» **Material shown**
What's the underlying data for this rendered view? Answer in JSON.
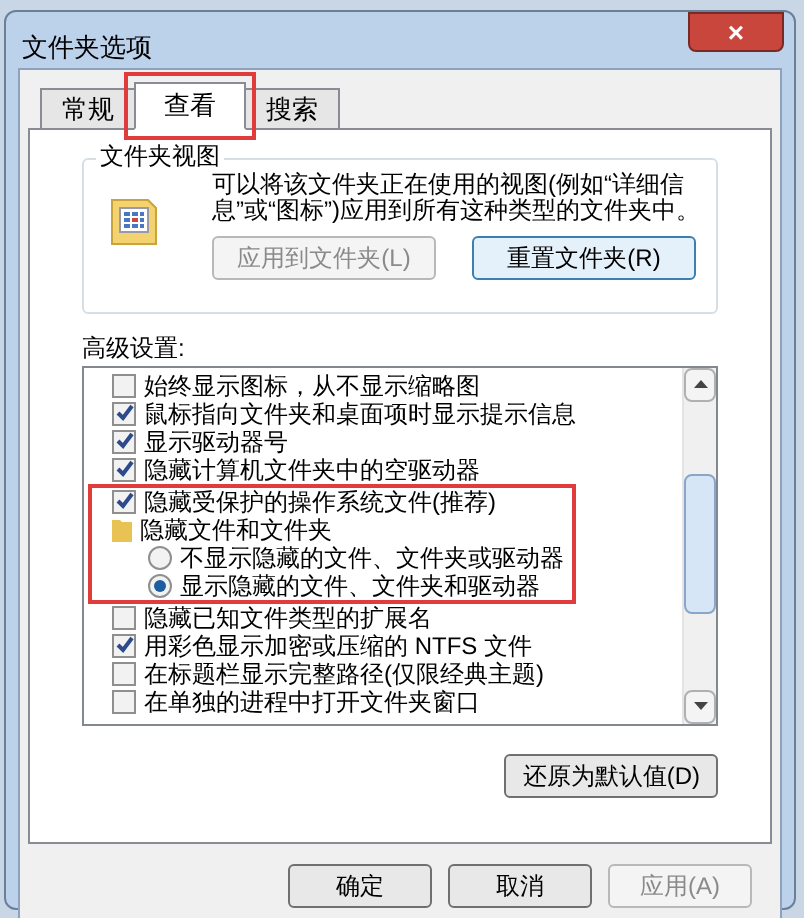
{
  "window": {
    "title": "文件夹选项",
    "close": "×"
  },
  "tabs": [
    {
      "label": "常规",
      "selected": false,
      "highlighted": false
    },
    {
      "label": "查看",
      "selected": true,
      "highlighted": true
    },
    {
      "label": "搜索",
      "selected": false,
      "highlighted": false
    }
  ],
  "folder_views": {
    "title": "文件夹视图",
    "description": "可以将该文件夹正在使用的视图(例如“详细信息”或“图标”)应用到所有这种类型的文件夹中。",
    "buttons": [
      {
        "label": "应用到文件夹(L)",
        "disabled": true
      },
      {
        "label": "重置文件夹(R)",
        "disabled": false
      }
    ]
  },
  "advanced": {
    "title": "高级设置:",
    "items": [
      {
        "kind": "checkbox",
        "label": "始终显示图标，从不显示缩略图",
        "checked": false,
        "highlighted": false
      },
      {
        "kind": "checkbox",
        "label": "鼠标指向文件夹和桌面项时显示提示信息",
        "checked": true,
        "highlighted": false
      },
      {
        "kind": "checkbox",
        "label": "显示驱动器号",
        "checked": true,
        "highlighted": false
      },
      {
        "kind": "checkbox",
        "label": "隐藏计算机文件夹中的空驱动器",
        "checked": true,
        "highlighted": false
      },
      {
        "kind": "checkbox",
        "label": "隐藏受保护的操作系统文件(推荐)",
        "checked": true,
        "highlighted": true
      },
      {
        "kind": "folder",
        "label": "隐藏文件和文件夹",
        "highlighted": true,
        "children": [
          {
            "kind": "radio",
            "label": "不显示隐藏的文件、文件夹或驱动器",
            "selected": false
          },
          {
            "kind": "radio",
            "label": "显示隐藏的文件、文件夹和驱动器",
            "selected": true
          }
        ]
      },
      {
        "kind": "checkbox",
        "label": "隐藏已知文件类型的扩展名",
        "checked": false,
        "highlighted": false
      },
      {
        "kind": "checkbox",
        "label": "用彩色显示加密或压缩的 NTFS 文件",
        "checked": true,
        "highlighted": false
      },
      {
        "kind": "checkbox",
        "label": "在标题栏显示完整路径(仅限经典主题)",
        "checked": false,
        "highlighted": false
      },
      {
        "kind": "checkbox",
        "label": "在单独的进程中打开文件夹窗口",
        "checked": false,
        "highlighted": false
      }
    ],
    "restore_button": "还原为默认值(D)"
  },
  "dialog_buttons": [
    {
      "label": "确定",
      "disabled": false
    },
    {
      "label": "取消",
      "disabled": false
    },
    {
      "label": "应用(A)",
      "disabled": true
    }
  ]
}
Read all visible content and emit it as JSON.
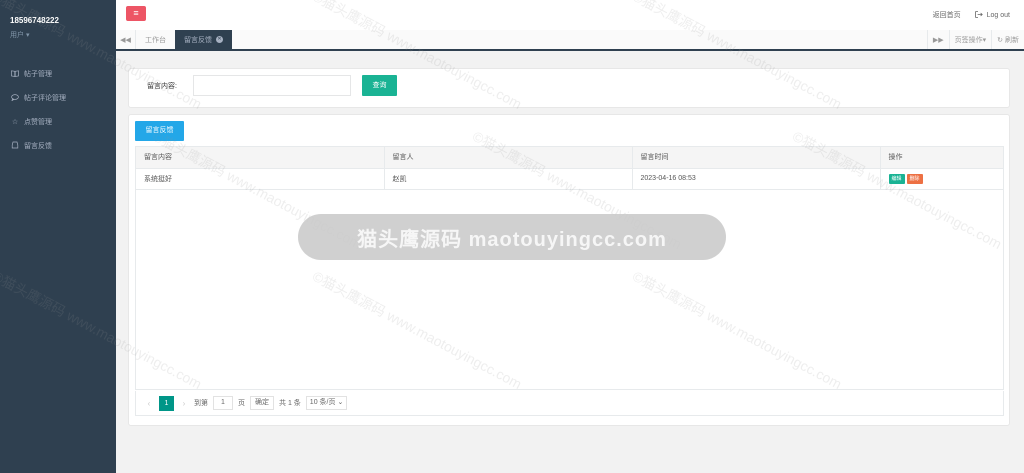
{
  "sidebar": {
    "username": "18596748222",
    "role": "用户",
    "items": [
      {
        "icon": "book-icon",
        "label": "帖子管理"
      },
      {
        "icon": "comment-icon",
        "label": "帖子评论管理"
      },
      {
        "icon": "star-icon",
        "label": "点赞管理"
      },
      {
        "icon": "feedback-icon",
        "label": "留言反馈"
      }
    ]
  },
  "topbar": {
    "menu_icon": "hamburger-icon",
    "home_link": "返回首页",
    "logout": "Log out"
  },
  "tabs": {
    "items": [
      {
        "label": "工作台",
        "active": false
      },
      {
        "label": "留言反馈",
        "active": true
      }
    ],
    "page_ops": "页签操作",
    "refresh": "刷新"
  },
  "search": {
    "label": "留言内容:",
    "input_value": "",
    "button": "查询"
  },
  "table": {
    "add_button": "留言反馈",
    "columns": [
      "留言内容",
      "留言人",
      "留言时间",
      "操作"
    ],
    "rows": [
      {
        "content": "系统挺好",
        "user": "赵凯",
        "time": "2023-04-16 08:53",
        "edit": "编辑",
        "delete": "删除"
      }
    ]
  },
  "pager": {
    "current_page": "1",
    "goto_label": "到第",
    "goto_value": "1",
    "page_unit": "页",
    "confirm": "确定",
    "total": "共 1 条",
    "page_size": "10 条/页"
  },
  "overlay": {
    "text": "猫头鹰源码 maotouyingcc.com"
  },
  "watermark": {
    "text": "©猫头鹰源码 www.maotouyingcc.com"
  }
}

» **Written instruction**
Reproduce each line from the records that contains the word "JSON".

» **Worked answer**
What's the underlying data for this rendered view? Answer in JSON.
Read all visible content and emit it as JSON.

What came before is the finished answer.